---------- Material for the task ----------
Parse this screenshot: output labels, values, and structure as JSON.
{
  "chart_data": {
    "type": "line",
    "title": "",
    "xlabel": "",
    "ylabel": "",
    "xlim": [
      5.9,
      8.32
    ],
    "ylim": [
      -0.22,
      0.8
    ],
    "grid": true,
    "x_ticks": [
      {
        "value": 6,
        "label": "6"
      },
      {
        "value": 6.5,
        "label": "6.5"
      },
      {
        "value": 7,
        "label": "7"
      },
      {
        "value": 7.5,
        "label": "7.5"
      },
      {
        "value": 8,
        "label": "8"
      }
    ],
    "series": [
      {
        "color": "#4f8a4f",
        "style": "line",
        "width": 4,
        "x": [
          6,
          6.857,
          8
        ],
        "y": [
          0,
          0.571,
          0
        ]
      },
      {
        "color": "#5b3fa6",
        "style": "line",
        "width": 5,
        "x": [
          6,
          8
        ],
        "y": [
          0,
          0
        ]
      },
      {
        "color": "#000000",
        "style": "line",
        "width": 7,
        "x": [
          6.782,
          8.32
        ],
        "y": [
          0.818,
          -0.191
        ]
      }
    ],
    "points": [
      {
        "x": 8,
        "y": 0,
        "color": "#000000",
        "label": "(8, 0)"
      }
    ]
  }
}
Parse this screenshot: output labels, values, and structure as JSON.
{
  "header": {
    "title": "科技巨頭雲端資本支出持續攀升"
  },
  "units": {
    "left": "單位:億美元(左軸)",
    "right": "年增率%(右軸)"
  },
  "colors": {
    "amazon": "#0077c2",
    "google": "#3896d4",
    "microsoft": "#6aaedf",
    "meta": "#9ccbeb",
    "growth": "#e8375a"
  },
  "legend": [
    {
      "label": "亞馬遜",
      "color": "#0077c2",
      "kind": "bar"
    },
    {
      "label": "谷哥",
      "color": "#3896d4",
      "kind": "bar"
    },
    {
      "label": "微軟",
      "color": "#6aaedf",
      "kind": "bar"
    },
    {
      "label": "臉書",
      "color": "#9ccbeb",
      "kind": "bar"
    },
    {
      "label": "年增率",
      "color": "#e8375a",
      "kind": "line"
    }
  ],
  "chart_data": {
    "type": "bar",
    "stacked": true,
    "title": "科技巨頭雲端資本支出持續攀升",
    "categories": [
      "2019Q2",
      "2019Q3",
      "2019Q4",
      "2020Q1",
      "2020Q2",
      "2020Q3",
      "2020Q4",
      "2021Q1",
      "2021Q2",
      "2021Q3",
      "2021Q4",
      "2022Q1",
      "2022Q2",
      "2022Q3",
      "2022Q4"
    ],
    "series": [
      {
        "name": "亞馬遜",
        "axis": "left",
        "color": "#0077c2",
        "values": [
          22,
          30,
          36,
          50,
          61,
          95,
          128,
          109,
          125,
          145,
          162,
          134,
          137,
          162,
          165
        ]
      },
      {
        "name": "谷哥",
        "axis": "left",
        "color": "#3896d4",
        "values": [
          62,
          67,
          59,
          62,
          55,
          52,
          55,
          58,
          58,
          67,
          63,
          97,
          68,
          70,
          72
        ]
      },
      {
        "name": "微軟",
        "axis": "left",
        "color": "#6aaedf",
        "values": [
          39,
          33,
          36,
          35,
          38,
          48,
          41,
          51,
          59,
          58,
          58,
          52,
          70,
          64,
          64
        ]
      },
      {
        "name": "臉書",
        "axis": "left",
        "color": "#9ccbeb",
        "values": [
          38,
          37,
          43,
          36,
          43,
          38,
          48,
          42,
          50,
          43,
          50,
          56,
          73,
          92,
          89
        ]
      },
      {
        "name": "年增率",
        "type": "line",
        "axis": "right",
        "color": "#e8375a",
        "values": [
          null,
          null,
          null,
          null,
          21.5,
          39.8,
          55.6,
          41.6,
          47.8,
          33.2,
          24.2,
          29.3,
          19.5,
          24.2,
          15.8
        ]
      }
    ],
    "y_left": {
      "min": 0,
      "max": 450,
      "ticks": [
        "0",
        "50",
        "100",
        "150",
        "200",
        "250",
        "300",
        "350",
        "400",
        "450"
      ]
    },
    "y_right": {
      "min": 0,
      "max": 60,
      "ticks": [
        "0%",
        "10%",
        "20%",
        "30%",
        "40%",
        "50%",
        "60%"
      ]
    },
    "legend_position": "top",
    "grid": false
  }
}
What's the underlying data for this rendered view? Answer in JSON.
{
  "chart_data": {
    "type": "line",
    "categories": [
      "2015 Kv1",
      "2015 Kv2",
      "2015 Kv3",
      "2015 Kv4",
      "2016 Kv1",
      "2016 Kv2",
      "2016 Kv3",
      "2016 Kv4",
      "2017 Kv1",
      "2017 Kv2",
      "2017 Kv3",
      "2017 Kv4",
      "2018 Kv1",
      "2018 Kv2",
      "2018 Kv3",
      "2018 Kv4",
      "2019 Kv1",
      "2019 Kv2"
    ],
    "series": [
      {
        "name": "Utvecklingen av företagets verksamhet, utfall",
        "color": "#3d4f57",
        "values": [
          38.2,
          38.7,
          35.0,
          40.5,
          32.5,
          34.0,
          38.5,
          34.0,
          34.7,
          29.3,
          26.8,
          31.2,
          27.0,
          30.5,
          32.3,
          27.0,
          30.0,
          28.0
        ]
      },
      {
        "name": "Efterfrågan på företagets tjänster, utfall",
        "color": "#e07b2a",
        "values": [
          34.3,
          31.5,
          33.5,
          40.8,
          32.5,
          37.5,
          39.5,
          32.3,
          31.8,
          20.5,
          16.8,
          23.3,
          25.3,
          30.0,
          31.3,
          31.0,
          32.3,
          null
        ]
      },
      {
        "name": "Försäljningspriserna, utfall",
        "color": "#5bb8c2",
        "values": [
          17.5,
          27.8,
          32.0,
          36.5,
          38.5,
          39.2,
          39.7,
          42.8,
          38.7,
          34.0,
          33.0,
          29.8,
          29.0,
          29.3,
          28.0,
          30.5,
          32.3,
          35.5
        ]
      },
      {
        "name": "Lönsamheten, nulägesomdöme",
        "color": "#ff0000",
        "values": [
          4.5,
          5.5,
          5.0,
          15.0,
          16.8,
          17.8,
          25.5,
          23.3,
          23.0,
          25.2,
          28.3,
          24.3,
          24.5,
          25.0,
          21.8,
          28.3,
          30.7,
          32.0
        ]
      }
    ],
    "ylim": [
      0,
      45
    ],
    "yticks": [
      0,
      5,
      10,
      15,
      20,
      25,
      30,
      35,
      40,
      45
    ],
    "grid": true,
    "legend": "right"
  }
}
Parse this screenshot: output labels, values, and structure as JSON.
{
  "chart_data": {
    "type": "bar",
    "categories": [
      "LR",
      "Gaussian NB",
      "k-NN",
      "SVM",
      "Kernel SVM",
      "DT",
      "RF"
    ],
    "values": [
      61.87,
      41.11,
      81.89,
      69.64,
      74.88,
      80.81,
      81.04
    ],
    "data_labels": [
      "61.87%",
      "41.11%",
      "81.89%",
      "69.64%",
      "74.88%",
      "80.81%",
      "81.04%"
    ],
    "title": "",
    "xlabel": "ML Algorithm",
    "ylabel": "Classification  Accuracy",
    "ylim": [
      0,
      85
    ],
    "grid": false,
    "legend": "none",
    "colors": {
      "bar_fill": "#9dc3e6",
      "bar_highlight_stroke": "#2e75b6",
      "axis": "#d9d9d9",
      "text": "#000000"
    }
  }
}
----------
• Description of the task:
Quote the listing in full, please, keeping every line exact.

• Result below:
Parse this screenshot: output labels, values, and structure as JSON.
{
  "chart_data": {
    "type": "line",
    "title": "",
    "xlabel": "",
    "ylabel": "",
    "xlim": [
      5.9,
      8.32
    ],
    "ylim": [
      -0.22,
      0.8
    ],
    "grid": true,
    "x_ticks": [
      {
        "value": 6,
        "label": "6"
      },
      {
        "value": 6.5,
        "label": "6.5"
      },
      {
        "value": 7,
        "label": "7"
      },
      {
        "value": 7.5,
        "label": "7.5"
      },
      {
        "value": 8,
        "label": "8"
      }
    ],
    "series": [
      {
        "color": "#4f8a4f",
        "style": "line",
        "width": 4,
        "x": [
          6,
          6.857,
          8
        ],
        "y": [
          0,
          0.571,
          0
        ]
      },
      {
        "color": "#5b3fa6",
        "style": "line",
        "width": 5,
        "x": [
          6,
          8
        ],
        "y": [
          0,
          0
        ]
      },
      {
        "color": "#000000",
        "style": "line",
        "width": 7,
        "x": [
          6.782,
          8.32
        ],
        "y": [
          0.818,
          -0.191
        ]
      }
    ],
    "points": [
      {
        "x": 8,
        "y": 0,
        "color": "#000000",
        "label": "(8, 0)"
      }
    ]
  }
}
Parse this screenshot: output labels, values, and structure as JSON.
{
  "header": {
    "title": "科技巨頭雲端資本支出持續攀升"
  },
  "units": {
    "left": "單位:億美元(左軸)",
    "right": "年增率%(右軸)"
  },
  "colors": {
    "amazon": "#0077c2",
    "google": "#3896d4",
    "microsoft": "#6aaedf",
    "meta": "#9ccbeb",
    "growth": "#e8375a"
  },
  "legend": [
    {
      "label": "亞馬遜",
      "color": "#0077c2",
      "kind": "bar"
    },
    {
      "label": "谷哥",
      "color": "#3896d4",
      "kind": "bar"
    },
    {
      "label": "微軟",
      "color": "#6aaedf",
      "kind": "bar"
    },
    {
      "label": "臉書",
      "color": "#9ccbeb",
      "kind": "bar"
    },
    {
      "label": "年增率",
      "color": "#e8375a",
      "kind": "line"
    }
  ],
  "chart_data": {
    "type": "bar",
    "stacked": true,
    "title": "科技巨頭雲端資本支出持續攀升",
    "categories": [
      "2019Q2",
      "2019Q3",
      "2019Q4",
      "2020Q1",
      "2020Q2",
      "2020Q3",
      "2020Q4",
      "2021Q1",
      "2021Q2",
      "2021Q3",
      "2021Q4",
      "2022Q1",
      "2022Q2",
      "2022Q3",
      "2022Q4"
    ],
    "series": [
      {
        "name": "亞馬遜",
        "axis": "left",
        "color": "#0077c2",
        "values": [
          22,
          30,
          36,
          50,
          61,
          95,
          128,
          109,
          125,
          145,
          162,
          134,
          137,
          162,
          165
        ]
      },
      {
        "name": "谷哥",
        "axis": "left",
        "color": "#3896d4",
        "values": [
          62,
          67,
          59,
          62,
          55,
          52,
          55,
          58,
          58,
          67,
          63,
          97,
          68,
          70,
          72
        ]
      },
      {
        "name": "微軟",
        "axis": "left",
        "color": "#6aaedf",
        "values": [
          39,
          33,
          36,
          35,
          38,
          48,
          41,
          51,
          59,
          58,
          58,
          52,
          70,
          64,
          64
        ]
      },
      {
        "name": "臉書",
        "axis": "left",
        "color": "#9ccbeb",
        "values": [
          38,
          37,
          43,
          36,
          43,
          38,
          48,
          42,
          50,
          43,
          50,
          56,
          73,
          92,
          89
        ]
      },
      {
        "name": "年增率",
        "type": "line",
        "axis": "right",
        "color": "#e8375a",
        "values": [
          null,
          null,
          null,
          null,
          21.5,
          39.8,
          55.6,
          41.6,
          47.8,
          33.2,
          24.2,
          29.3,
          19.5,
          24.2,
          15.8
        ]
      }
    ],
    "y_left": {
      "min": 0,
      "max": 450,
      "ticks": [
        "0",
        "50",
        "100",
        "150",
        "200",
        "250",
        "300",
        "350",
        "400",
        "450"
      ]
    },
    "y_right": {
      "min": 0,
      "max": 60,
      "ticks": [
        "0%",
        "10%",
        "20%",
        "30%",
        "40%",
        "50%",
        "60%"
      ]
    },
    "legend_position": "top",
    "grid": false
  }
}
What's the underlying data for this rendered view? Answer in JSON.
{
  "chart_data": {
    "type": "line",
    "categories": [
      "2015 Kv1",
      "2015 Kv2",
      "2015 Kv3",
      "2015 Kv4",
      "2016 Kv1",
      "2016 Kv2",
      "2016 Kv3",
      "2016 Kv4",
      "2017 Kv1",
      "2017 Kv2",
      "2017 Kv3",
      "2017 Kv4",
      "2018 Kv1",
      "2018 Kv2",
      "2018 Kv3",
      "2018 Kv4",
      "2019 Kv1",
      "2019 Kv2"
    ],
    "series": [
      {
        "name": "Utvecklingen av företagets verksamhet, utfall",
        "color": "#3d4f57",
        "values": [
          38.2,
          38.7,
          35.0,
          40.5,
          32.5,
          34.0,
          38.5,
          34.0,
          34.7,
          29.3,
          26.8,
          31.2,
          27.0,
          30.5,
          32.3,
          27.0,
          30.0,
          28.0
        ]
      },
      {
        "name": "Efterfrågan på företagets tjänster, utfall",
        "color": "#e07b2a",
        "values": [
          34.3,
          31.5,
          33.5,
          40.8,
          32.5,
          37.5,
          39.5,
          32.3,
          31.8,
          20.5,
          16.8,
          23.3,
          25.3,
          30.0,
          31.3,
          31.0,
          32.3,
          null
        ]
      },
      {
        "name": "Försäljningspriserna, utfall",
        "color": "#5bb8c2",
        "values": [
          17.5,
          27.8,
          32.0,
          36.5,
          38.5,
          39.2,
          39.7,
          42.8,
          38.7,
          34.0,
          33.0,
          29.8,
          29.0,
          29.3,
          28.0,
          30.5,
          32.3,
          35.5
        ]
      },
      {
        "name": "Lönsamheten, nulägesomdöme",
        "color": "#ff0000",
        "values": [
          4.5,
          5.5,
          5.0,
          15.0,
          16.8,
          17.8,
          25.5,
          23.3,
          23.0,
          25.2,
          28.3,
          24.3,
          24.5,
          25.0,
          21.8,
          28.3,
          30.7,
          32.0
        ]
      }
    ],
    "ylim": [
      0,
      45
    ],
    "yticks": [
      0,
      5,
      10,
      15,
      20,
      25,
      30,
      35,
      40,
      45
    ],
    "grid": true,
    "legend": "right"
  }
}
Parse this screenshot: output labels, values, and structure as JSON.
{
  "chart_data": {
    "type": "bar",
    "categories": [
      "LR",
      "Gaussian NB",
      "k-NN",
      "SVM",
      "Kernel SVM",
      "DT",
      "RF"
    ],
    "values": [
      61.87,
      41.11,
      81.89,
      69.64,
      74.88,
      80.81,
      81.04
    ],
    "data_labels": [
      "61.87%",
      "41.11%",
      "81.89%",
      "69.64%",
      "74.88%",
      "80.81%",
      "81.04%"
    ],
    "title": "",
    "xlabel": "ML Algorithm",
    "ylabel": "Classification  Accuracy",
    "ylim": [
      0,
      85
    ],
    "grid": false,
    "legend": "none",
    "colors": {
      "bar_fill": "#9dc3e6",
      "bar_highlight_stroke": "#2e75b6",
      "axis": "#d9d9d9",
      "text": "#000000"
    }
  }
}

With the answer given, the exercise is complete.